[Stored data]
********************
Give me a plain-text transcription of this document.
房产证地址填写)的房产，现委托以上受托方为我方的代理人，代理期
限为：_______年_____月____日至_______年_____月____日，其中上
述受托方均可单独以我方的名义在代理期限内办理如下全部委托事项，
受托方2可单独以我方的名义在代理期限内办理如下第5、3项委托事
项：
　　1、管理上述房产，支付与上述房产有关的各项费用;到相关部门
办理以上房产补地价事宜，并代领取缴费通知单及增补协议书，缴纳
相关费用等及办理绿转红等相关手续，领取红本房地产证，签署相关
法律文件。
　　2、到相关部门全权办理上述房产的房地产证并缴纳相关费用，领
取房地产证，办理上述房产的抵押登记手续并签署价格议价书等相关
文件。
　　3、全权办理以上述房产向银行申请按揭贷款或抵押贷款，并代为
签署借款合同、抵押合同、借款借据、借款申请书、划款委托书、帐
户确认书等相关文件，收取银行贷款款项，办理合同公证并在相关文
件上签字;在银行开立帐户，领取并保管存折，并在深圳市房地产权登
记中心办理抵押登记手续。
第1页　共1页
********************
● Exercise aim: Reproduce the listing in full. Keep it exactly as written.

● Result below:
Give me a plain-text transcription of this document.
房产证地址填写)的房产，现委托以上受托方为我方的代理人，代理期
限为：_______年_____月____日至_______年_____月____日，其中上
述受托方均可单独以我方的名义在代理期限内办理如下全部委托事项，
受托方2可单独以我方的名义在代理期限内办理如下第5、3项委托事
项：
　　1、管理上述房产，支付与上述房产有关的各项费用;到相关部门
办理以上房产补地价事宜，并代领取缴费通知单及增补协议书，缴纳
相关费用等及办理绿转红等相关手续，领取红本房地产证，签署相关
法律文件。
　　2、到相关部门全权办理上述房产的房地产证并缴纳相关费用，领
取房地产证，办理上述房产的抵押登记手续并签署价格议价书等相关
文件。
　　3、全权办理以上述房产向银行申请按揭贷款或抵押贷款，并代为
签署借款合同、抵押合同、借款借据、借款申请书、划款委托书、帐
户确认书等相关文件，收取银行贷款款项，办理合同公证并在相关文
件上签字;在银行开立帐户，领取并保管存折，并在深圳市房地产权登
记中心办理抵押登记手续。
第1页　共1页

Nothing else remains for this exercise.